» YOUR TASK
Restate the full set of records exactly, word for word.

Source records

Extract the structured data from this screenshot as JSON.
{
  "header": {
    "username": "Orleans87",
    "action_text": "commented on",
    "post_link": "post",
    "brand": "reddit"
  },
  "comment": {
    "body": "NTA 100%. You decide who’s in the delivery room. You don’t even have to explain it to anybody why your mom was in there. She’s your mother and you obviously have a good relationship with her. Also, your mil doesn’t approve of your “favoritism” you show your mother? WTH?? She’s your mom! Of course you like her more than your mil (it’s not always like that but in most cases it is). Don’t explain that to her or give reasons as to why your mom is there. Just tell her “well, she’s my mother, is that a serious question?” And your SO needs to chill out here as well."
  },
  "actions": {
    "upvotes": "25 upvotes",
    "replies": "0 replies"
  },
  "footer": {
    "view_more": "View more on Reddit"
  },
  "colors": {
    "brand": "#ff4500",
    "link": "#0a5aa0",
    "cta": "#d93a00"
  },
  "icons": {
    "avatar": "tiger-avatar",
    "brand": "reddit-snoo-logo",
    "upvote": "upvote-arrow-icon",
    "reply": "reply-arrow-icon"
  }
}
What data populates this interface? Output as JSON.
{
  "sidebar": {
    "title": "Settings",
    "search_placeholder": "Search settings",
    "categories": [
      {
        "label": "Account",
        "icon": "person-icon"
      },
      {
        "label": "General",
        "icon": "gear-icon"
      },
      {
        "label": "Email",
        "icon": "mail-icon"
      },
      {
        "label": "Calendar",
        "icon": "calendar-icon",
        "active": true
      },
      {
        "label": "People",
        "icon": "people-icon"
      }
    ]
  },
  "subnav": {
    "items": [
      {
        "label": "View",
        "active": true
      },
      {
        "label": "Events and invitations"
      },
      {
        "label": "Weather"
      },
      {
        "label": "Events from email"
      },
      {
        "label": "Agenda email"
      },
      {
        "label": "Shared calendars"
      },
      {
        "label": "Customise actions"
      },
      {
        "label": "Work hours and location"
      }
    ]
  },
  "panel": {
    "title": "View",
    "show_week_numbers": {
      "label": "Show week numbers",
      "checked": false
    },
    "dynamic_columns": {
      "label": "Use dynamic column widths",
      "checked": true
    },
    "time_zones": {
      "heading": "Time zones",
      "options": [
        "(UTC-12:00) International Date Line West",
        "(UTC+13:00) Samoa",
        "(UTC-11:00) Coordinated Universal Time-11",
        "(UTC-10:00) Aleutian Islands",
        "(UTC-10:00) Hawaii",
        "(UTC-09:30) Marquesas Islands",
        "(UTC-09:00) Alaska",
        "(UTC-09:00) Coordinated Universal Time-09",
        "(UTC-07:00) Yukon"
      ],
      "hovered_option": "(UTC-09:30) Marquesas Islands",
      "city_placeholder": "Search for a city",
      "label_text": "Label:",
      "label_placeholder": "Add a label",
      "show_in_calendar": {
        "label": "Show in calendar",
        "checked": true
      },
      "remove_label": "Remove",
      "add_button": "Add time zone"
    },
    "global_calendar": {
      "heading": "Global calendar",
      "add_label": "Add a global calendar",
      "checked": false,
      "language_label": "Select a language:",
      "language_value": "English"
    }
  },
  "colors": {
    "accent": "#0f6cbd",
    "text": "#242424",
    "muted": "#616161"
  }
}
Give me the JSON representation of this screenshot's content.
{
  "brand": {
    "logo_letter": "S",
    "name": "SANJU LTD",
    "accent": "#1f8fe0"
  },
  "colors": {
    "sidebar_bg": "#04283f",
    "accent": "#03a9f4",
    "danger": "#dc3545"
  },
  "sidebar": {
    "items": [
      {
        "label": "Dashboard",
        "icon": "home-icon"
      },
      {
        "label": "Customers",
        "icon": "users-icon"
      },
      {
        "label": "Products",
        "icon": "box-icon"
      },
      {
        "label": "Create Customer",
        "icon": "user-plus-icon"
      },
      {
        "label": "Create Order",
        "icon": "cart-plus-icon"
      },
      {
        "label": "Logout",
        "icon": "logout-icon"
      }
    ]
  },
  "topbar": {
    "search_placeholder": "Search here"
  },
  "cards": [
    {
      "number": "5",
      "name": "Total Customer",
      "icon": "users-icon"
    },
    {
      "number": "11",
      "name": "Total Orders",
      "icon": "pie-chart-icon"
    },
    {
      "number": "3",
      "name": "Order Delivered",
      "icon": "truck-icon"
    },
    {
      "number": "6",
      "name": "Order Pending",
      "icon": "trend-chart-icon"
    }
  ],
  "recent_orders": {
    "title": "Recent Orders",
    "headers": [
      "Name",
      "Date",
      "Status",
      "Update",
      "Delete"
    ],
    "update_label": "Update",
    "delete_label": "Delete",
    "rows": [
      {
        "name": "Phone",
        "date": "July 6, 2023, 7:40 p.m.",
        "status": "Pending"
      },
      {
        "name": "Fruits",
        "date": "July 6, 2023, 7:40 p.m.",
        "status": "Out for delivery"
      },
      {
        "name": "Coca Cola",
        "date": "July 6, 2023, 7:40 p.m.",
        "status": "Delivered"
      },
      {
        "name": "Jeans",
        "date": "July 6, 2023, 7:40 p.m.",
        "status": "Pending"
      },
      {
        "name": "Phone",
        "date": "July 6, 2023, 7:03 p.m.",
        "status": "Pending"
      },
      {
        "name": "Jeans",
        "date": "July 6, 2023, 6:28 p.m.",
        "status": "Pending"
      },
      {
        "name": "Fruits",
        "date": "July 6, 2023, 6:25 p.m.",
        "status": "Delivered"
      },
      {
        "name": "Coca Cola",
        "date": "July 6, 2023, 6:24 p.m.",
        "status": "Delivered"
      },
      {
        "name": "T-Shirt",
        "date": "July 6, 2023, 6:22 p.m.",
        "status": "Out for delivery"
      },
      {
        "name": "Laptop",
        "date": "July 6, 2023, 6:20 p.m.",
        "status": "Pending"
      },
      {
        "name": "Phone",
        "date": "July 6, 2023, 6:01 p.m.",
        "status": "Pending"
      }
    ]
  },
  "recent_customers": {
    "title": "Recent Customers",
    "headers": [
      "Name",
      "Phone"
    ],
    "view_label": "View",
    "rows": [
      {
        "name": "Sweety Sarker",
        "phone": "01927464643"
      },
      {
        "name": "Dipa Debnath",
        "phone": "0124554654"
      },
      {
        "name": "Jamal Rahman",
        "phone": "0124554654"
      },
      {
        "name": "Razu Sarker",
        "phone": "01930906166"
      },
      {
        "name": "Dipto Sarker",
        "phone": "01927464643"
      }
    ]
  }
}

» ANSWER TO THE EXERCISE
Extract the structured data from this screenshot as JSON.
{
  "header": {
    "username": "Orleans87",
    "action_text": "commented on",
    "post_link": "post",
    "brand": "reddit"
  },
  "comment": {
    "body": "NTA 100%. You decide who’s in the delivery room. You don’t even have to explain it to anybody why your mom was in there. She’s your mother and you obviously have a good relationship with her. Also, your mil doesn’t approve of your “favoritism” you show your mother? WTH?? She’s your mom! Of course you like her more than your mil (it’s not always like that but in most cases it is). Don’t explain that to her or give reasons as to why your mom is there. Just tell her “well, she’s my mother, is that a serious question?” And your SO needs to chill out here as well."
  },
  "actions": {
    "upvotes": "25 upvotes",
    "replies": "0 replies"
  },
  "footer": {
    "view_more": "View more on Reddit"
  },
  "colors": {
    "brand": "#ff4500",
    "link": "#0a5aa0",
    "cta": "#d93a00"
  },
  "icons": {
    "avatar": "tiger-avatar",
    "brand": "reddit-snoo-logo",
    "upvote": "upvote-arrow-icon",
    "reply": "reply-arrow-icon"
  }
}
What data populates this interface? Output as JSON.
{
  "sidebar": {
    "title": "Settings",
    "search_placeholder": "Search settings",
    "categories": [
      {
        "label": "Account",
        "icon": "person-icon"
      },
      {
        "label": "General",
        "icon": "gear-icon"
      },
      {
        "label": "Email",
        "icon": "mail-icon"
      },
      {
        "label": "Calendar",
        "icon": "calendar-icon",
        "active": true
      },
      {
        "label": "People",
        "icon": "people-icon"
      }
    ]
  },
  "subnav": {
    "items": [
      {
        "label": "View",
        "active": true
      },
      {
        "label": "Events and invitations"
      },
      {
        "label": "Weather"
      },
      {
        "label": "Events from email"
      },
      {
        "label": "Agenda email"
      },
      {
        "label": "Shared calendars"
      },
      {
        "label": "Customise actions"
      },
      {
        "label": "Work hours and location"
      }
    ]
  },
  "panel": {
    "title": "View",
    "show_week_numbers": {
      "label": "Show week numbers",
      "checked": false
    },
    "dynamic_columns": {
      "label": "Use dynamic column widths",
      "checked": true
    },
    "time_zones": {
      "heading": "Time zones",
      "options": [
        "(UTC-12:00) International Date Line West",
        "(UTC+13:00) Samoa",
        "(UTC-11:00) Coordinated Universal Time-11",
        "(UTC-10:00) Aleutian Islands",
        "(UTC-10:00) Hawaii",
        "(UTC-09:30) Marquesas Islands",
        "(UTC-09:00) Alaska",
        "(UTC-09:00) Coordinated Universal Time-09",
        "(UTC-07:00) Yukon"
      ],
      "hovered_option": "(UTC-09:30) Marquesas Islands",
      "city_placeholder": "Search for a city",
      "label_text": "Label:",
      "label_placeholder": "Add a label",
      "show_in_calendar": {
        "label": "Show in calendar",
        "checked": true
      },
      "remove_label": "Remove",
      "add_button": "Add time zone"
    },
    "global_calendar": {
      "heading": "Global calendar",
      "add_label": "Add a global calendar",
      "checked": false,
      "language_label": "Select a language:",
      "language_value": "English"
    }
  },
  "colors": {
    "accent": "#0f6cbd",
    "text": "#242424",
    "muted": "#616161"
  }
}
Give me the JSON representation of this screenshot's content.
{
  "brand": {
    "logo_letter": "S",
    "name": "SANJU LTD",
    "accent": "#1f8fe0"
  },
  "colors": {
    "sidebar_bg": "#04283f",
    "accent": "#03a9f4",
    "danger": "#dc3545"
  },
  "sidebar": {
    "items": [
      {
        "label": "Dashboard",
        "icon": "home-icon"
      },
      {
        "label": "Customers",
        "icon": "users-icon"
      },
      {
        "label": "Products",
        "icon": "box-icon"
      },
      {
        "label": "Create Customer",
        "icon": "user-plus-icon"
      },
      {
        "label": "Create Order",
        "icon": "cart-plus-icon"
      },
      {
        "label": "Logout",
        "icon": "logout-icon"
      }
    ]
  },
  "topbar": {
    "search_placeholder": "Search here"
  },
  "cards": [
    {
      "number": "5",
      "name": "Total Customer",
      "icon": "users-icon"
    },
    {
      "number": "11",
      "name": "Total Orders",
      "icon": "pie-chart-icon"
    },
    {
      "number": "3",
      "name": "Order Delivered",
      "icon": "truck-icon"
    },
    {
      "number": "6",
      "name": "Order Pending",
      "icon": "trend-chart-icon"
    }
  ],
  "recent_orders": {
    "title": "Recent Orders",
    "headers": [
      "Name",
      "Date",
      "Status",
      "Update",
      "Delete"
    ],
    "update_label": "Update",
    "delete_label": "Delete",
    "rows": [
      {
        "name": "Phone",
        "date": "July 6, 2023, 7:40 p.m.",
        "status": "Pending"
      },
      {
        "name": "Fruits",
        "date": "July 6, 2023, 7:40 p.m.",
        "status": "Out for delivery"
      },
      {
        "name": "Coca Cola",
        "date": "July 6, 2023, 7:40 p.m.",
        "status": "Delivered"
      },
      {
        "name": "Jeans",
        "date": "July 6, 2023, 7:40 p.m.",
        "status": "Pending"
      },
      {
        "name": "Phone",
        "date": "July 6, 2023, 7:03 p.m.",
        "status": "Pending"
      },
      {
        "name": "Jeans",
        "date": "July 6, 2023, 6:28 p.m.",
        "status": "Pending"
      },
      {
        "name": "Fruits",
        "date": "July 6, 2023, 6:25 p.m.",
        "status": "Delivered"
      },
      {
        "name": "Coca Cola",
        "date": "July 6, 2023, 6:24 p.m.",
        "status": "Delivered"
      },
      {
        "name": "T-Shirt",
        "date": "July 6, 2023, 6:22 p.m.",
        "status": "Out for delivery"
      },
      {
        "name": "Laptop",
        "date": "July 6, 2023, 6:20 p.m.",
        "status": "Pending"
      },
      {
        "name": "Phone",
        "date": "July 6, 2023, 6:01 p.m.",
        "status": "Pending"
      }
    ]
  },
  "recent_customers": {
    "title": "Recent Customers",
    "headers": [
      "Name",
      "Phone"
    ],
    "view_label": "View",
    "rows": [
      {
        "name": "Sweety Sarker",
        "phone": "01927464643"
      },
      {
        "name": "Dipa Debnath",
        "phone": "0124554654"
      },
      {
        "name": "Jamal Rahman",
        "phone": "0124554654"
      },
      {
        "name": "Razu Sarker",
        "phone": "01930906166"
      },
      {
        "name": "Dipto Sarker",
        "phone": "01927464643"
      }
    ]
  }
}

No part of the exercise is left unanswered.